Start of GIVEN DATA

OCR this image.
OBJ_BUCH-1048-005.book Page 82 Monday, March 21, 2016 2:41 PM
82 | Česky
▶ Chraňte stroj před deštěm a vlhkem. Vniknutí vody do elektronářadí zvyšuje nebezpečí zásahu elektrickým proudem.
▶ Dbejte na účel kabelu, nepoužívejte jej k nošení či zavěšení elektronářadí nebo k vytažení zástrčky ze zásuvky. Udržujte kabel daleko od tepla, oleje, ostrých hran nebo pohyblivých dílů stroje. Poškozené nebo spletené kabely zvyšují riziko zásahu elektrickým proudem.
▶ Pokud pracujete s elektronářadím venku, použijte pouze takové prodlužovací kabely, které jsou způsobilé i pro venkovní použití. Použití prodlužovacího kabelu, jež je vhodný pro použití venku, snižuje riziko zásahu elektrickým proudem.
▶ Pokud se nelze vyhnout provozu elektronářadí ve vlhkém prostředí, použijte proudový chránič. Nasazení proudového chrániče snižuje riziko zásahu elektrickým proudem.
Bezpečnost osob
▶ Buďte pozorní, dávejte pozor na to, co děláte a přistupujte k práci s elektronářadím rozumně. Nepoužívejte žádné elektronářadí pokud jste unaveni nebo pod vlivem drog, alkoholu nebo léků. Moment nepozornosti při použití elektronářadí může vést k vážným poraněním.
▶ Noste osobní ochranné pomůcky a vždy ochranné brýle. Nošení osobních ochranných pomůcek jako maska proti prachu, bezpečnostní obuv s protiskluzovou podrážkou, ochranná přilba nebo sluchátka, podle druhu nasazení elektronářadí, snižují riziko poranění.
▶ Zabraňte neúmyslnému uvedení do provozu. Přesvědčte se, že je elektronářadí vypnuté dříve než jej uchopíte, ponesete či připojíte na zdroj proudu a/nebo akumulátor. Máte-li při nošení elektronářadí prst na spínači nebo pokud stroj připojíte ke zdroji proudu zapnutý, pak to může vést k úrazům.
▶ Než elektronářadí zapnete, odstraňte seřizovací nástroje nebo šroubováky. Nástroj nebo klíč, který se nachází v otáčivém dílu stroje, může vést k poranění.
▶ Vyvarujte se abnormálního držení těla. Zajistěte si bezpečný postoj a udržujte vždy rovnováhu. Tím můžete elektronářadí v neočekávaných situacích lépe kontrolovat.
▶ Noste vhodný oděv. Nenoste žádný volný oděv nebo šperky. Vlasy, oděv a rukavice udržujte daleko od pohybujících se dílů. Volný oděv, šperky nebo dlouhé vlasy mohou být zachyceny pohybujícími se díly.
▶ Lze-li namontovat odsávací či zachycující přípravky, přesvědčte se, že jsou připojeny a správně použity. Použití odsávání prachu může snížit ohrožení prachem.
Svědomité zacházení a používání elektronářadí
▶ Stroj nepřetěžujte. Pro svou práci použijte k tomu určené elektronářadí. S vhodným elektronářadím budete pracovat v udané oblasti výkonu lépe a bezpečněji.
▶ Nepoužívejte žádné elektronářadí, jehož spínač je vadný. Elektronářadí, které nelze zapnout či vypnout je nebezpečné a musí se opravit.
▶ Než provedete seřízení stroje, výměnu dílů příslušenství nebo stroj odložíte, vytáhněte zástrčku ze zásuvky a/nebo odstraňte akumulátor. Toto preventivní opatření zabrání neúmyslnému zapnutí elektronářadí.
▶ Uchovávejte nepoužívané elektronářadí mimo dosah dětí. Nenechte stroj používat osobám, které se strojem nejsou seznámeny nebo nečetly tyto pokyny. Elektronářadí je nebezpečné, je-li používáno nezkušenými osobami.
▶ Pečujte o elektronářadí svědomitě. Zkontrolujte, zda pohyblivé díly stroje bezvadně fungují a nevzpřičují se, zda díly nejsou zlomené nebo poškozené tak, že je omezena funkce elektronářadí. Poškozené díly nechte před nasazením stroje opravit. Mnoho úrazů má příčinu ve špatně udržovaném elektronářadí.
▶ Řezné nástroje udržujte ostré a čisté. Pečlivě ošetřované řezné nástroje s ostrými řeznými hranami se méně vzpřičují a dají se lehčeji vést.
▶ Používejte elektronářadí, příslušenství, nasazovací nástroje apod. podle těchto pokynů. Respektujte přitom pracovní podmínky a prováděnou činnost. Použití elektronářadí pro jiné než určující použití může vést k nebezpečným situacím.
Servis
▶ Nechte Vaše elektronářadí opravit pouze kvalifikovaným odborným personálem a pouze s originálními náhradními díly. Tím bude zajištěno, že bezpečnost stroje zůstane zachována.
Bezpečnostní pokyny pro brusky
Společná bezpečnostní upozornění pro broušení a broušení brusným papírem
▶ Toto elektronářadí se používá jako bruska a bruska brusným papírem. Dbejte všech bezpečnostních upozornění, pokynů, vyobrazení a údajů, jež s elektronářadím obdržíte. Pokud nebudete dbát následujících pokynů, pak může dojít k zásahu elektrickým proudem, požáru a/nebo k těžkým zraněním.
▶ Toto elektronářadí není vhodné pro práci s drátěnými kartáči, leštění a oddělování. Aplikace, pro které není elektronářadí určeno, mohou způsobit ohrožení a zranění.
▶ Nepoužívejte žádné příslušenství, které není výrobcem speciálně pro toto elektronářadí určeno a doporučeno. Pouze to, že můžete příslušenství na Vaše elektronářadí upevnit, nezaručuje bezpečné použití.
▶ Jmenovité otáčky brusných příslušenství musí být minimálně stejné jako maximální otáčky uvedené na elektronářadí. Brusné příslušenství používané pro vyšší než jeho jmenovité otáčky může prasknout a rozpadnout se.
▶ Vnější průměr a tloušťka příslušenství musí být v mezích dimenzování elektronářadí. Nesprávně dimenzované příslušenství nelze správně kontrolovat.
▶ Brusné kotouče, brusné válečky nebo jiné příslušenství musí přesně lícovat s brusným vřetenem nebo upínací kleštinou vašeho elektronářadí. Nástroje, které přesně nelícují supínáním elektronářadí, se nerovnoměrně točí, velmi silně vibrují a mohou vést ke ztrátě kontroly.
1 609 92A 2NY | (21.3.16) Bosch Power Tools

End of GIVEN DATA

* _TASK GOAL_: Wherever "díly" shows up in a line, copy that line.

* _ANSWER TO THIS EXERCISE_:
▶ Noste vhodný oděv. Nenoste žádný volný oděv nebo šperky. Vlasy, oděv a rukavice udržujte daleko od pohybujících se dílů. Volný oděv, šperky nebo dlouhé vlasy mohou být zachyceny pohybujícími se díly.
▶ Pečujte o elektronářadí svědomitě. Zkontrolujte, zda pohyblivé díly stroje bezvadně fungují a nevzpřičují se, zda díly nejsou zlomené nebo poškozené tak, že je omezena funkce elektronářadí. Poškozené díly nechte před nasazením stroje opravit. Mnoho úrazů má příčinu ve špatně udržovaném elektronářadí.
▶ Nechte Vaše elektronářadí opravit pouze kvalifikovaným odborným personálem a pouze s originálními náhradními díly. Tím bude zajištěno, že bezpečnost stroje zůstane zachována.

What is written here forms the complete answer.